§ Record extracts:
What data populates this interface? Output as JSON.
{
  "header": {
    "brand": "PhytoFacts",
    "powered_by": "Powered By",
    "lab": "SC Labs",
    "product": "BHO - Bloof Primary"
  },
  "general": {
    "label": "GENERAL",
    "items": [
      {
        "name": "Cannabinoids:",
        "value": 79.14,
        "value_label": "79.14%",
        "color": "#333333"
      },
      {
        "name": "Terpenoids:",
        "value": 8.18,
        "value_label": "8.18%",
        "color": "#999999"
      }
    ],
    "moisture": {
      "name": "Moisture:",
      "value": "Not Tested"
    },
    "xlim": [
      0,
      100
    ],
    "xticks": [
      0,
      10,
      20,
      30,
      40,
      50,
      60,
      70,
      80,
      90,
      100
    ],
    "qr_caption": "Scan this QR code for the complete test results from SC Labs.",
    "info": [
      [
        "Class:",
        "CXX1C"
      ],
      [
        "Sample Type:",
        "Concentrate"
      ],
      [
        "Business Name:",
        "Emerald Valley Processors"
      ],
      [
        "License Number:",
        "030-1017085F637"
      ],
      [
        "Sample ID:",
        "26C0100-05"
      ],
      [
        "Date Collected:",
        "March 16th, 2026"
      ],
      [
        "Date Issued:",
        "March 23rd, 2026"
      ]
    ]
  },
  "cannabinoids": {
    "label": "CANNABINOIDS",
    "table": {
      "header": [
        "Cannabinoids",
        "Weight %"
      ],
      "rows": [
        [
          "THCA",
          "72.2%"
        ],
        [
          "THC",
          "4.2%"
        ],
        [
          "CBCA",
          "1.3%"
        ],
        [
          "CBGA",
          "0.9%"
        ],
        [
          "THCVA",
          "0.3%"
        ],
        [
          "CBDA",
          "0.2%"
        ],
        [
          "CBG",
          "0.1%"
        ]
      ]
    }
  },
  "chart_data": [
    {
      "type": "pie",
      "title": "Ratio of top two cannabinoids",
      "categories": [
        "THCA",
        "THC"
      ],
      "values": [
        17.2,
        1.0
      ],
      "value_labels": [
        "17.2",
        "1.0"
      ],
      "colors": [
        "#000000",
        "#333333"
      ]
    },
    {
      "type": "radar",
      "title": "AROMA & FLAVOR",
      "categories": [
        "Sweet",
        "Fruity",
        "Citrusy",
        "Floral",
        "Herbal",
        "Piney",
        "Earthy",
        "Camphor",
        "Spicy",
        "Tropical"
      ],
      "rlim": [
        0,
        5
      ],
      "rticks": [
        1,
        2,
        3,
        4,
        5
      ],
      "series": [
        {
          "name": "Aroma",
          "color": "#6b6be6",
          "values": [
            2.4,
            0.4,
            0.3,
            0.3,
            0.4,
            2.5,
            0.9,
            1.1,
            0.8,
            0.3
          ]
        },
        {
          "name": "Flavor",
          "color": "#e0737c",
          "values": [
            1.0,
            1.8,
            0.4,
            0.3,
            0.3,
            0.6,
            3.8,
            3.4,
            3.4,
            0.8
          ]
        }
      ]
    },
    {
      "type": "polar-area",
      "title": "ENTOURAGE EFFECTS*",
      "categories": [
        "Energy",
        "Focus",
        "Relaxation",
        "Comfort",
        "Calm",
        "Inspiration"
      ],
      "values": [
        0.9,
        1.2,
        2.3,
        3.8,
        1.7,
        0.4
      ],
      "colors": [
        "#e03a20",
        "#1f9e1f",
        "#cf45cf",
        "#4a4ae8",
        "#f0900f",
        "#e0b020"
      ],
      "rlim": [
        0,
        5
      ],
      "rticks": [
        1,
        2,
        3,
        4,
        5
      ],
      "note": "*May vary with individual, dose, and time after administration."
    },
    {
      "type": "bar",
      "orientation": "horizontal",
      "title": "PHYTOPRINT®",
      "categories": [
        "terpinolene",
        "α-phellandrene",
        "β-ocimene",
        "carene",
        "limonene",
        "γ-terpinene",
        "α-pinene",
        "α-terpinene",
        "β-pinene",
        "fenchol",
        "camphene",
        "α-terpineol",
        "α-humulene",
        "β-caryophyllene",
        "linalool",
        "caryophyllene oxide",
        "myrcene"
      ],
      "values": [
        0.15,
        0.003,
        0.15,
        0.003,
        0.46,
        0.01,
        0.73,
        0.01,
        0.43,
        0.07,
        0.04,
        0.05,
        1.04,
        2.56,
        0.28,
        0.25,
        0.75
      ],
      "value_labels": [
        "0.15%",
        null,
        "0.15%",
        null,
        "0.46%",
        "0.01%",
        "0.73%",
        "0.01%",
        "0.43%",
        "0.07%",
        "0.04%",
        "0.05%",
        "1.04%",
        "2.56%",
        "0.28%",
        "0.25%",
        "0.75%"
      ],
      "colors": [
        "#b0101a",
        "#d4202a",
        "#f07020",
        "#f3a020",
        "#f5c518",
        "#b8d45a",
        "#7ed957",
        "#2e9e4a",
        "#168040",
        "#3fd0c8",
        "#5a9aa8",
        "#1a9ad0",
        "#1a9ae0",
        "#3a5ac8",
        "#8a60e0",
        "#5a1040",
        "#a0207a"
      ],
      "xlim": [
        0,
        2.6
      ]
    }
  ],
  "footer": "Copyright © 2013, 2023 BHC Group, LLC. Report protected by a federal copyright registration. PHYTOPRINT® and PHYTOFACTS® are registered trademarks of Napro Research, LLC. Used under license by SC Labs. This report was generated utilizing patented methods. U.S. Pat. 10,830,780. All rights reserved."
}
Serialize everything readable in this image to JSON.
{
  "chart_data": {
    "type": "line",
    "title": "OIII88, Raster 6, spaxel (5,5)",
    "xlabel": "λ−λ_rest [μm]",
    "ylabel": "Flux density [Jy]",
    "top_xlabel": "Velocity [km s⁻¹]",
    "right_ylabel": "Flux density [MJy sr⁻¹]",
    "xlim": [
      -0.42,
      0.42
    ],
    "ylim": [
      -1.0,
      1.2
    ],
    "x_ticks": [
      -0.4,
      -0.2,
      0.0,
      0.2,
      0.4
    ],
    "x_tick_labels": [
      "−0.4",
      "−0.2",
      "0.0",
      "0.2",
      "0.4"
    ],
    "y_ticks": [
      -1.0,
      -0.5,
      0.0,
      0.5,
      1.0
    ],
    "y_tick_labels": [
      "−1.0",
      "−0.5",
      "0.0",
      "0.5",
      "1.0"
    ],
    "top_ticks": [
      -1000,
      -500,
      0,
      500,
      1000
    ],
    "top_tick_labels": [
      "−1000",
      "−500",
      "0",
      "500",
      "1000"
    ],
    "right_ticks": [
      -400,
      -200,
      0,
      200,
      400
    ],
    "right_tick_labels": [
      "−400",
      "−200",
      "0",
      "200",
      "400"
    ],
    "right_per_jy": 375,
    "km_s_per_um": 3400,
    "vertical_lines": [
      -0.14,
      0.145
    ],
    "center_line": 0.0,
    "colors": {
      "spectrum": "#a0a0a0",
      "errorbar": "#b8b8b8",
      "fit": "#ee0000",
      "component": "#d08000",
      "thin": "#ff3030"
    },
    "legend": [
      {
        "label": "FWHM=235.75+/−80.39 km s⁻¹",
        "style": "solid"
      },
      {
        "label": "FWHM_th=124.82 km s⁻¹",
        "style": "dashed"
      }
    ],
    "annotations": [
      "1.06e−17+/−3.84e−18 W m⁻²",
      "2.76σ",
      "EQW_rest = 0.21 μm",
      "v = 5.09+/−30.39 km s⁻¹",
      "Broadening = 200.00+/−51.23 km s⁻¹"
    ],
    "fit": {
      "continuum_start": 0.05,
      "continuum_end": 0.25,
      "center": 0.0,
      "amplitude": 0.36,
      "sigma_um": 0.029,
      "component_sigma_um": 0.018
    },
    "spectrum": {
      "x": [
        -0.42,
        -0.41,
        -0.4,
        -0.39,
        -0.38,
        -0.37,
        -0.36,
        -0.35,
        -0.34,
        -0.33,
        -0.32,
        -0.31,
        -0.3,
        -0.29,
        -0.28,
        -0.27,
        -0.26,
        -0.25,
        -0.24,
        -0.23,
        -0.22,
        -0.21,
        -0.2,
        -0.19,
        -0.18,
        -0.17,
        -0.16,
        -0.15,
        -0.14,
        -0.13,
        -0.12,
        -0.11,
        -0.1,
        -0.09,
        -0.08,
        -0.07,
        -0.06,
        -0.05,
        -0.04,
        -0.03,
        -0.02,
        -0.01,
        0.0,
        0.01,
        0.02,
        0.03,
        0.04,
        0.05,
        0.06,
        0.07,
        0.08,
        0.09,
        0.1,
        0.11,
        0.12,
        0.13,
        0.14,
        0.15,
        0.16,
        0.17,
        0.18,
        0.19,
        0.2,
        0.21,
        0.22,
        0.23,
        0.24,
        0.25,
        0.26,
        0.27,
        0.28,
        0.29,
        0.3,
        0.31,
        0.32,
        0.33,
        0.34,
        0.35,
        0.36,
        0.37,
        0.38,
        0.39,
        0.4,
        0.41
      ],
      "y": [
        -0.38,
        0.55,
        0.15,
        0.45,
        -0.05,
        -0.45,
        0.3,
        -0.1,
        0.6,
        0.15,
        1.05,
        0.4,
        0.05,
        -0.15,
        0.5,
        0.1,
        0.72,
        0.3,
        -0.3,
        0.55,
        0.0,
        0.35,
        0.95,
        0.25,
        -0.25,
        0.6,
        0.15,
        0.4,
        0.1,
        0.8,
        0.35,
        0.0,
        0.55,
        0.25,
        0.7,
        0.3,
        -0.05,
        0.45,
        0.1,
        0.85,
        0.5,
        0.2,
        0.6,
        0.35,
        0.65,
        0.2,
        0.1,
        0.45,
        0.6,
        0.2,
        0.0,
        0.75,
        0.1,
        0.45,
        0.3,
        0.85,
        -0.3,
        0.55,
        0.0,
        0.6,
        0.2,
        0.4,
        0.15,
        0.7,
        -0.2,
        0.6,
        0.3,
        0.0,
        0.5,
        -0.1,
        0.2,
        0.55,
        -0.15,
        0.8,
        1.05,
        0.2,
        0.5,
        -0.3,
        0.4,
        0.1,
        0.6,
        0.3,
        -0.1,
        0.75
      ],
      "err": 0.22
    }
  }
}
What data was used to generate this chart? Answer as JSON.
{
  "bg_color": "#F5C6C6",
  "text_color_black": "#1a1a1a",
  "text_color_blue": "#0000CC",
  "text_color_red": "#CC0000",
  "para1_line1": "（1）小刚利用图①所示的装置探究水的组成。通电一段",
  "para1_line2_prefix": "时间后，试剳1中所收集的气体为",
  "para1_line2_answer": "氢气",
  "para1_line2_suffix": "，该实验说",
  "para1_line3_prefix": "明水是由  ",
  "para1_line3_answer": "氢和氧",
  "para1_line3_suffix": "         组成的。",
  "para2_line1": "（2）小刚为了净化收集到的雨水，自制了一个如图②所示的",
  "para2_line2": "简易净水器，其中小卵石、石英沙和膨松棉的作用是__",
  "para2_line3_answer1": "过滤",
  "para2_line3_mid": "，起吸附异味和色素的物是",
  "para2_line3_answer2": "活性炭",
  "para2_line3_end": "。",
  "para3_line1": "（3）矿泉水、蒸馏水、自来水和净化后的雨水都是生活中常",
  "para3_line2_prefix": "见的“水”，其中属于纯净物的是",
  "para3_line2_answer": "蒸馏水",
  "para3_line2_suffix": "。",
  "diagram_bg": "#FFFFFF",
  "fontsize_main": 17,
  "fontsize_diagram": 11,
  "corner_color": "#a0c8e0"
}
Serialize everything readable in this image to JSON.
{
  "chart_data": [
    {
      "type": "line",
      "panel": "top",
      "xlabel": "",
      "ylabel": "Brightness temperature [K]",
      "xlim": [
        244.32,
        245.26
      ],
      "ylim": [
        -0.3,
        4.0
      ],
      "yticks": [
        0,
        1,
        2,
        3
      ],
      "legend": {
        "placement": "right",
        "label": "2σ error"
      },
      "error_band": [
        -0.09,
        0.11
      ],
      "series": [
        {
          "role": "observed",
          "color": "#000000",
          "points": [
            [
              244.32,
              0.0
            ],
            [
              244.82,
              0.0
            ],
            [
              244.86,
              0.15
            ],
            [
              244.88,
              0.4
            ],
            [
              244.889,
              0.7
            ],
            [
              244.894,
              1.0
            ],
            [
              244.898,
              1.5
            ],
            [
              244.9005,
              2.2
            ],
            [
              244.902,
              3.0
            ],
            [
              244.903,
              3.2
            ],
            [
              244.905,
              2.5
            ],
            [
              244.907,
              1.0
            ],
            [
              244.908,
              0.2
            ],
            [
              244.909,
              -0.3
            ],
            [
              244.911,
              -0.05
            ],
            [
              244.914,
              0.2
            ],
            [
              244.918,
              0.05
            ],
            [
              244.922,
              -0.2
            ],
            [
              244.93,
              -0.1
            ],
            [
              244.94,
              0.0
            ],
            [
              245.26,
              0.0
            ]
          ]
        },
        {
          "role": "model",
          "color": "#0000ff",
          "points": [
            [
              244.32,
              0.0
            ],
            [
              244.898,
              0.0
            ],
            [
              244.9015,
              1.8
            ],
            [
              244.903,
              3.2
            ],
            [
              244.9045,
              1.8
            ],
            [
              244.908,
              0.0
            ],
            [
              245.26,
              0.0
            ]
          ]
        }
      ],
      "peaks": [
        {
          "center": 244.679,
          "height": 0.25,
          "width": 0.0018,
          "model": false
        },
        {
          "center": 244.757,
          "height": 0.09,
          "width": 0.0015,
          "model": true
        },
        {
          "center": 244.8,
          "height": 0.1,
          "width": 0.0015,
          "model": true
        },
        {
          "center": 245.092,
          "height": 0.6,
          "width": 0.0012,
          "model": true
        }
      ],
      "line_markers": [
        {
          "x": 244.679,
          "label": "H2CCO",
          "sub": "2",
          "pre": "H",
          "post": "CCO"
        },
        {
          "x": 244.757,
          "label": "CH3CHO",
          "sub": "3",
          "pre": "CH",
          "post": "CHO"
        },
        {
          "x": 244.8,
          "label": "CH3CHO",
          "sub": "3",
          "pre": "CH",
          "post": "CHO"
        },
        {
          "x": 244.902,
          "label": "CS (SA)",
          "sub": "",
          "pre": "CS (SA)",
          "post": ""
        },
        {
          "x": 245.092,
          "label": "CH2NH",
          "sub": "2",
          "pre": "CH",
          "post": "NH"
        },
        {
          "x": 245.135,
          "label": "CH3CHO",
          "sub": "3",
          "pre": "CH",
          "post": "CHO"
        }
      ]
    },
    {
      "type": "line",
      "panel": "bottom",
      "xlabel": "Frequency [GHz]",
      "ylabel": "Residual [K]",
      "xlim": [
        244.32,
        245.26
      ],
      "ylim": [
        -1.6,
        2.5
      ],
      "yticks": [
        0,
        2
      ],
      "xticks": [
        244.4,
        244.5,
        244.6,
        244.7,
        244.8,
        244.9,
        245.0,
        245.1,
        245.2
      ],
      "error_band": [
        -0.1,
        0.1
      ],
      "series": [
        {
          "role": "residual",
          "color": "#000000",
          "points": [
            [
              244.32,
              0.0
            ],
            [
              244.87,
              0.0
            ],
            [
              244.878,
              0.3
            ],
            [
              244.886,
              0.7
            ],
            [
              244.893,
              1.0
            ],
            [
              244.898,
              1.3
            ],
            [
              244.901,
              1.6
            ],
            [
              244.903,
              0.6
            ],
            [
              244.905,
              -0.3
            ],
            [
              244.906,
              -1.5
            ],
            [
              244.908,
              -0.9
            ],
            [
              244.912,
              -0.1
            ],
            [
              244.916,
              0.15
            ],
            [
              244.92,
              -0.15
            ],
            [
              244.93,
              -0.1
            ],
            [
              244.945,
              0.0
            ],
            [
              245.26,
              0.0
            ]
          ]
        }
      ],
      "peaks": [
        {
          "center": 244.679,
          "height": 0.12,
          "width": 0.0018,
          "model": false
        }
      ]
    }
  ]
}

§ Prompt:
Go through the material above and count the lines that contain "title"; answer with the number alone.

§ Complete response:
5